#### What to produce
Write out every entry word for word.

################

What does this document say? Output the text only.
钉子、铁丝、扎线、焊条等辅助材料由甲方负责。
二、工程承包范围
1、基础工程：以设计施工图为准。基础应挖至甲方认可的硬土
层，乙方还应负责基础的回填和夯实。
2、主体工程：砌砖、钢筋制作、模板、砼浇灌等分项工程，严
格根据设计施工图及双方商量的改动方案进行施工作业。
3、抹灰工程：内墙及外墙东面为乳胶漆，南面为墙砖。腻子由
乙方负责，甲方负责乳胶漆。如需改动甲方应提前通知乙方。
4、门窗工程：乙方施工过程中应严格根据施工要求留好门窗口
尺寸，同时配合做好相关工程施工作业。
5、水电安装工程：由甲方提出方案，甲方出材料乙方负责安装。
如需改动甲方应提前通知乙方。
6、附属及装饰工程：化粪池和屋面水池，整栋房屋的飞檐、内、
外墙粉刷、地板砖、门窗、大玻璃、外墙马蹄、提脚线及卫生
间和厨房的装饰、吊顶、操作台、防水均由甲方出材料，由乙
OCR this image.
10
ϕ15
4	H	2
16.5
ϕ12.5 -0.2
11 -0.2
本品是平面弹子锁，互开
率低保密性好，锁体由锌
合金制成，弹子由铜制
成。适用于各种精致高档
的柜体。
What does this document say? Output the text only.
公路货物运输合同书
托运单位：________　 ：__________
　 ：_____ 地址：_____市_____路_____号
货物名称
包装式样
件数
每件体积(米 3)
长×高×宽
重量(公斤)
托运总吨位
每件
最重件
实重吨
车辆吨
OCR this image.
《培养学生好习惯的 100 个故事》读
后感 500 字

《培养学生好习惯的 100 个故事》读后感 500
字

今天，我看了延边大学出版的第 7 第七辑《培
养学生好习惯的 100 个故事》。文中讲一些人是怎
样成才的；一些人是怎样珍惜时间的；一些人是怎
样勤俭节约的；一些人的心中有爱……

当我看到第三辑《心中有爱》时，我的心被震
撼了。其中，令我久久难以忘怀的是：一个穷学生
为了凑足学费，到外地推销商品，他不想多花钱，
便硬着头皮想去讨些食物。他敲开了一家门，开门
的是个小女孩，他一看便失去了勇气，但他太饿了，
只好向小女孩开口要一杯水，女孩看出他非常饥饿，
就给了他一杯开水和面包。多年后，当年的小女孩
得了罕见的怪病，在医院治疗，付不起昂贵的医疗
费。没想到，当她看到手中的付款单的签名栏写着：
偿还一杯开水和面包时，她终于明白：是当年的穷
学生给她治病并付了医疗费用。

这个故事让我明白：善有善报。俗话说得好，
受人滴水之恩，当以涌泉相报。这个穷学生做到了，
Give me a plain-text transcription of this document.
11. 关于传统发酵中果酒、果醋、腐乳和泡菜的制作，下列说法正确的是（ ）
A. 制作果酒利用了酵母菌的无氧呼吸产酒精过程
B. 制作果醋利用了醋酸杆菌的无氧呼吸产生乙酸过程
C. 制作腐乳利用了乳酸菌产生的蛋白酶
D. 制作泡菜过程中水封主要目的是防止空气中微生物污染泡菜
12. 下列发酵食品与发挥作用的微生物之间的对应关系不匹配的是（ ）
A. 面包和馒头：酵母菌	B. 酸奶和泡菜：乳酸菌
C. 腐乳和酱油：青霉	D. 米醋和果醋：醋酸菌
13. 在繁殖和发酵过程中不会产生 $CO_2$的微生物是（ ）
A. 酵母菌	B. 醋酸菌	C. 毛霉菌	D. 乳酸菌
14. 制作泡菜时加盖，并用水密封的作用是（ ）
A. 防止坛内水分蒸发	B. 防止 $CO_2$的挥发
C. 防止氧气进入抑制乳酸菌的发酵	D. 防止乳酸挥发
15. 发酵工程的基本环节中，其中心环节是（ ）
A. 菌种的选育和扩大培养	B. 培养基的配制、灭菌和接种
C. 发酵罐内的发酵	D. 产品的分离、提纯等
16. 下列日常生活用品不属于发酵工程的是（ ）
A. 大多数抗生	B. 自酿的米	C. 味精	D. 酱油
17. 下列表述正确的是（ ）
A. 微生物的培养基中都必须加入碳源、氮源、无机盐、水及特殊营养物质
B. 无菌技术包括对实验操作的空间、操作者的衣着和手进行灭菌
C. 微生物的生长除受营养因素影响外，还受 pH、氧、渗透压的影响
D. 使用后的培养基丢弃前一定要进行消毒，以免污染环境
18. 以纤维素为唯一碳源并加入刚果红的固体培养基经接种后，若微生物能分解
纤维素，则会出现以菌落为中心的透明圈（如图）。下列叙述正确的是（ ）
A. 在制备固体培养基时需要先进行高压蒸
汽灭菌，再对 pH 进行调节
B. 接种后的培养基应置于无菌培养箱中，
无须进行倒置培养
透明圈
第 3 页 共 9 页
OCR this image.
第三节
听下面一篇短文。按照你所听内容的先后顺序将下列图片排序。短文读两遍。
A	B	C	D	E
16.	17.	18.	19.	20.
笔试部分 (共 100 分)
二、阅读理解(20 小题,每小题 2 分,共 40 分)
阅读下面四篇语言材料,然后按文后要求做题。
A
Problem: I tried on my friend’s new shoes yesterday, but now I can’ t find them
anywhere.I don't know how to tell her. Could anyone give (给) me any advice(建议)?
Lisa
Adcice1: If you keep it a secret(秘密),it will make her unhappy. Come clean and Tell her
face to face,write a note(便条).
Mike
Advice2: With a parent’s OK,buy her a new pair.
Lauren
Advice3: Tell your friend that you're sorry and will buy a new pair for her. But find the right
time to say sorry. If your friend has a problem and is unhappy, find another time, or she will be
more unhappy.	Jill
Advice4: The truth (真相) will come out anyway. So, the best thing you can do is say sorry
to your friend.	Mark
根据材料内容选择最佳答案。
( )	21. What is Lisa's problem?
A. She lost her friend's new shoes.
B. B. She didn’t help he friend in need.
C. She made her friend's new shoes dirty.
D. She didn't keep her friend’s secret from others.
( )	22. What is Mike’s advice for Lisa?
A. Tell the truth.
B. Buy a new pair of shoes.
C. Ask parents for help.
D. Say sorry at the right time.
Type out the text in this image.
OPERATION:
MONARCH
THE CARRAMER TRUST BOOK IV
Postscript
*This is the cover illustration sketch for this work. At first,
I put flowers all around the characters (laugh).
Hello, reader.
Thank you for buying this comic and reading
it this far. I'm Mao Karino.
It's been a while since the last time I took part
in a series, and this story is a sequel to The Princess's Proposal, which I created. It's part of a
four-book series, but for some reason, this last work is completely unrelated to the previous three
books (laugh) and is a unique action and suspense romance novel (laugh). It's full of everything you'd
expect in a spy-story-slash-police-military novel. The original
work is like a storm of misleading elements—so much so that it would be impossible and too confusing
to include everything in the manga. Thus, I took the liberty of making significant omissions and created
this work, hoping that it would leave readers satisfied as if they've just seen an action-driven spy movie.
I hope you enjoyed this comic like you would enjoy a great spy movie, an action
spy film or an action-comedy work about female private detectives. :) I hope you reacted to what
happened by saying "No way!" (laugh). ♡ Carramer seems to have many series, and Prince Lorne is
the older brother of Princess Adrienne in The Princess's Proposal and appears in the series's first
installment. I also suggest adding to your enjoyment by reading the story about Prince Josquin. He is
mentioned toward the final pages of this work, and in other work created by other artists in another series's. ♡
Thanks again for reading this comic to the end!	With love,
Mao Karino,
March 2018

################

#### Final result
What does this document say? Output the text only.
钉子、铁丝、扎线、焊条等辅助材料由甲方负责。
二、工程承包范围
1、基础工程：以设计施工图为准。基础应挖至甲方认可的硬土
层，乙方还应负责基础的回填和夯实。
2、主体工程：砌砖、钢筋制作、模板、砼浇灌等分项工程，严
格根据设计施工图及双方商量的改动方案进行施工作业。
3、抹灰工程：内墙及外墙东面为乳胶漆，南面为墙砖。腻子由
乙方负责，甲方负责乳胶漆。如需改动甲方应提前通知乙方。
4、门窗工程：乙方施工过程中应严格根据施工要求留好门窗口
尺寸，同时配合做好相关工程施工作业。
5、水电安装工程：由甲方提出方案，甲方出材料乙方负责安装。
如需改动甲方应提前通知乙方。
6、附属及装饰工程：化粪池和屋面水池，整栋房屋的飞檐、内、
外墙粉刷、地板砖、门窗、大玻璃、外墙马蹄、提脚线及卫生
间和厨房的装饰、吊顶、操作台、防水均由甲方出材料，由乙
OCR this image.
10
ϕ15
4	H	2
16.5
ϕ12.5 -0.2
11 -0.2
本品是平面弹子锁，互开
率低保密性好，锁体由锌
合金制成，弹子由铜制
成。适用于各种精致高档
的柜体。
What does this document say? Output the text only.
公路货物运输合同书
托运单位：________　 ：__________
　 ：_____ 地址：_____市_____路_____号
货物名称
包装式样
件数
每件体积(米 3)
长×高×宽
重量(公斤)
托运总吨位
每件
最重件
实重吨
车辆吨
OCR this image.
《培养学生好习惯的 100 个故事》读
后感 500 字

《培养学生好习惯的 100 个故事》读后感 500
字

今天，我看了延边大学出版的第 7 第七辑《培
养学生好习惯的 100 个故事》。文中讲一些人是怎
样成才的；一些人是怎样珍惜时间的；一些人是怎
样勤俭节约的；一些人的心中有爱……

当我看到第三辑《心中有爱》时，我的心被震
撼了。其中，令我久久难以忘怀的是：一个穷学生
为了凑足学费，到外地推销商品，他不想多花钱，
便硬着头皮想去讨些食物。他敲开了一家门，开门
的是个小女孩，他一看便失去了勇气，但他太饿了，
只好向小女孩开口要一杯水，女孩看出他非常饥饿，
就给了他一杯开水和面包。多年后，当年的小女孩
得了罕见的怪病，在医院治疗，付不起昂贵的医疗
费。没想到，当她看到手中的付款单的签名栏写着：
偿还一杯开水和面包时，她终于明白：是当年的穷
学生给她治病并付了医疗费用。

这个故事让我明白：善有善报。俗话说得好，
受人滴水之恩，当以涌泉相报。这个穷学生做到了，
Give me a plain-text transcription of this document.
11. 关于传统发酵中果酒、果醋、腐乳和泡菜的制作，下列说法正确的是（ ）
A. 制作果酒利用了酵母菌的无氧呼吸产酒精过程
B. 制作果醋利用了醋酸杆菌的无氧呼吸产生乙酸过程
C. 制作腐乳利用了乳酸菌产生的蛋白酶
D. 制作泡菜过程中水封主要目的是防止空气中微生物污染泡菜
12. 下列发酵食品与发挥作用的微生物之间的对应关系不匹配的是（ ）
A. 面包和馒头：酵母菌	B. 酸奶和泡菜：乳酸菌
C. 腐乳和酱油：青霉	D. 米醋和果醋：醋酸菌
13. 在繁殖和发酵过程中不会产生 $CO_2$的微生物是（ ）
A. 酵母菌	B. 醋酸菌	C. 毛霉菌	D. 乳酸菌
14. 制作泡菜时加盖，并用水密封的作用是（ ）
A. 防止坛内水分蒸发	B. 防止 $CO_2$的挥发
C. 防止氧气进入抑制乳酸菌的发酵	D. 防止乳酸挥发
15. 发酵工程的基本环节中，其中心环节是（ ）
A. 菌种的选育和扩大培养	B. 培养基的配制、灭菌和接种
C. 发酵罐内的发酵	D. 产品的分离、提纯等
16. 下列日常生活用品不属于发酵工程的是（ ）
A. 大多数抗生	B. 自酿的米	C. 味精	D. 酱油
17. 下列表述正确的是（ ）
A. 微生物的培养基中都必须加入碳源、氮源、无机盐、水及特殊营养物质
B. 无菌技术包括对实验操作的空间、操作者的衣着和手进行灭菌
C. 微生物的生长除受营养因素影响外，还受 pH、氧、渗透压的影响
D. 使用后的培养基丢弃前一定要进行消毒，以免污染环境
18. 以纤维素为唯一碳源并加入刚果红的固体培养基经接种后，若微生物能分解
纤维素，则会出现以菌落为中心的透明圈（如图）。下列叙述正确的是（ ）
A. 在制备固体培养基时需要先进行高压蒸
汽灭菌，再对 pH 进行调节
B. 接种后的培养基应置于无菌培养箱中，
无须进行倒置培养
透明圈
第 3 页 共 9 页
OCR this image.
第三节
听下面一篇短文。按照你所听内容的先后顺序将下列图片排序。短文读两遍。
A	B	C	D	E
16.	17.	18.	19.	20.
笔试部分 (共 100 分)
二、阅读理解(20 小题,每小题 2 分,共 40 分)
阅读下面四篇语言材料,然后按文后要求做题。
A
Problem: I tried on my friend’s new shoes yesterday, but now I can’ t find them
anywhere.I don't know how to tell her. Could anyone give (给) me any advice(建议)?
Lisa
Adcice1: If you keep it a secret(秘密),it will make her unhappy. Come clean and Tell her
face to face,write a note(便条).
Mike
Advice2: With a parent’s OK,buy her a new pair.
Lauren
Advice3: Tell your friend that you're sorry and will buy a new pair for her. But find the right
time to say sorry. If your friend has a problem and is unhappy, find another time, or she will be
more unhappy.	Jill
Advice4: The truth (真相) will come out anyway. So, the best thing you can do is say sorry
to your friend.	Mark
根据材料内容选择最佳答案。
( )	21. What is Lisa's problem?
A. She lost her friend's new shoes.
B. B. She didn’t help he friend in need.
C. She made her friend's new shoes dirty.
D. She didn't keep her friend’s secret from others.
( )	22. What is Mike’s advice for Lisa?
A. Tell the truth.
B. Buy a new pair of shoes.
C. Ask parents for help.
D. Say sorry at the right time.
Type out the text in this image.
OPERATION:
MONARCH
THE CARRAMER TRUST BOOK IV
Postscript
*This is the cover illustration sketch for this work. At first,
I put flowers all around the characters (laugh).
Hello, reader.
Thank you for buying this comic and reading
it this far. I'm Mao Karino.
It's been a while since the last time I took part
in a series, and this story is a sequel to The Princess's Proposal, which I created. It's part of a
four-book series, but for some reason, this last work is completely unrelated to the previous three
books (laugh) and is a unique action and suspense romance novel (laugh). It's full of everything you'd
expect in a spy-story-slash-police-military novel. The original
work is like a storm of misleading elements—so much so that it would be impossible and too confusing
to include everything in the manga. Thus, I took the liberty of making significant omissions and created
this work, hoping that it would leave readers satisfied as if they've just seen an action-driven spy movie.
I hope you enjoyed this comic like you would enjoy a great spy movie, an action
spy film or an action-comedy work about female private detectives. :) I hope you reacted to what
happened by saying "No way!" (laugh). ♡ Carramer seems to have many series, and Prince Lorne is
the older brother of Princess Adrienne in The Princess's Proposal and appears in the series's first
installment. I also suggest adding to your enjoyment by reading the story about Prince Josquin. He is
mentioned toward the final pages of this work, and in other work created by other artists in another series's. ♡
Thanks again for reading this comic to the end!	With love,
Mao Karino,
March 2018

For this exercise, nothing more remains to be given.